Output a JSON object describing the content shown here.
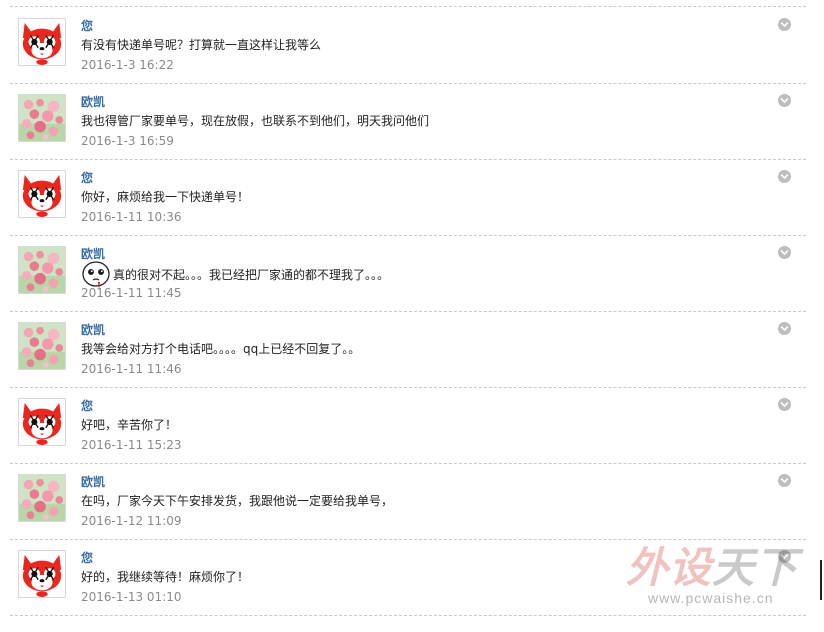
{
  "colors": {
    "sender": "#3a6ea5",
    "text": "#222222",
    "time": "#8a8a8a",
    "divider": "#c9c9c9",
    "menu_button": "#bdbdbd"
  },
  "icons": {
    "customer_avatar": "red-fox-cartoon-avatar",
    "seller_avatar": "pink-flowers-avatar",
    "menu": "chevron-down-circle-icon",
    "emoji": "crying-face-emoji"
  },
  "messages": [
    {
      "sender": "您",
      "avatar": "fox",
      "text": "有没有快递单号呢？打算就一直这样让我等么",
      "time": "2016-1-3 16:22"
    },
    {
      "sender": "欧凯",
      "avatar": "flowers",
      "text": "我也得管厂家要单号，现在放假，也联系不到他们，明天我问他们",
      "time": "2016-1-3 16:59"
    },
    {
      "sender": "您",
      "avatar": "fox",
      "text": "你好，麻烦给我一下快递单号！",
      "time": "2016-1-11 10:36"
    },
    {
      "sender": "欧凯",
      "avatar": "flowers",
      "text": "真的很对不起。。。我已经把厂家通的都不理我了。。。",
      "time": "2016-1-11 11:45",
      "emoji": true
    },
    {
      "sender": "欧凯",
      "avatar": "flowers",
      "text": "我等会给对方打个电话吧。。。。qq上已经不回复了。。",
      "time": "2016-1-11 11:46"
    },
    {
      "sender": "您",
      "avatar": "fox",
      "text": "好吧，辛苦你了！",
      "time": "2016-1-11 15:23"
    },
    {
      "sender": "欧凯",
      "avatar": "flowers",
      "text": "在吗，厂家今天下午安排发货，我跟他说一定要给我单号，",
      "time": "2016-1-12 11:09"
    },
    {
      "sender": "您",
      "avatar": "fox",
      "text": "好的，我继续等待！麻烦你了！",
      "time": "2016-1-13 01:10"
    }
  ],
  "watermark": {
    "main_red": "外设",
    "main_dark": "天下",
    "url": "www.pcwaishe.cn"
  }
}
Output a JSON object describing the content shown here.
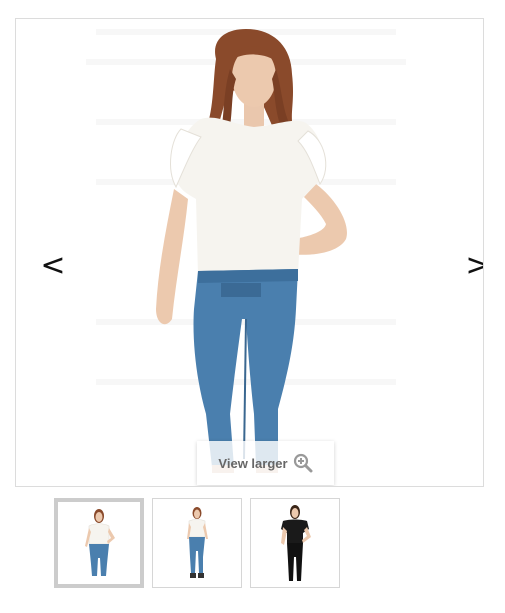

**GOAL**
Omit every image. Quote each record exactly.

**WRITTEN ANSWER**
Output a JSON object describing the content shown here.
{
  "colors": {
    "sender": "#3a6ea5",
    "text": "#222222",
    "time": "#8a8a8a",
    "divider": "#c9c9c9",
    "menu_button": "#bdbdbd"
  },
  "icons": {
    "customer_avatar": "red-fox-cartoon-avatar",
    "seller_avatar": "pink-flowers-avatar",
    "menu": "chevron-down-circle-icon",
    "emoji": "crying-face-emoji"
  },
  "messages": [
    {
      "sender": "您",
      "avatar": "fox",
      "text": "有没有快递单号呢？打算就一直这样让我等么",
      "time": "2016-1-3 16:22"
    },
    {
      "sender": "欧凯",
      "avatar": "flowers",
      "text": "我也得管厂家要单号，现在放假，也联系不到他们，明天我问他们",
      "time": "2016-1-3 16:59"
    },
    {
      "sender": "您",
      "avatar": "fox",
      "text": "你好，麻烦给我一下快递单号！",
      "time": "2016-1-11 10:36"
    },
    {
      "sender": "欧凯",
      "avatar": "flowers",
      "text": "真的很对不起。。。我已经把厂家通的都不理我了。。。",
      "time": "2016-1-11 11:45",
      "emoji": true
    },
    {
      "sender": "欧凯",
      "avatar": "flowers",
      "text": "我等会给对方打个电话吧。。。。qq上已经不回复了。。",
      "time": "2016-1-11 11:46"
    },
    {
      "sender": "您",
      "avatar": "fox",
      "text": "好吧，辛苦你了！",
      "time": "2016-1-11 15:23"
    },
    {
      "sender": "欧凯",
      "avatar": "flowers",
      "text": "在吗，厂家今天下午安排发货，我跟他说一定要给我单号，",
      "time": "2016-1-12 11:09"
    },
    {
      "sender": "您",
      "avatar": "fox",
      "text": "好的，我继续等待！麻烦你了！",
      "time": "2016-1-13 01:10"
    }
  ],
  "watermark": {
    "main_red": "外设",
    "main_dark": "天下",
    "url": "www.pcwaishe.cn"
  }
}
Output a JSON object describing the content shown here.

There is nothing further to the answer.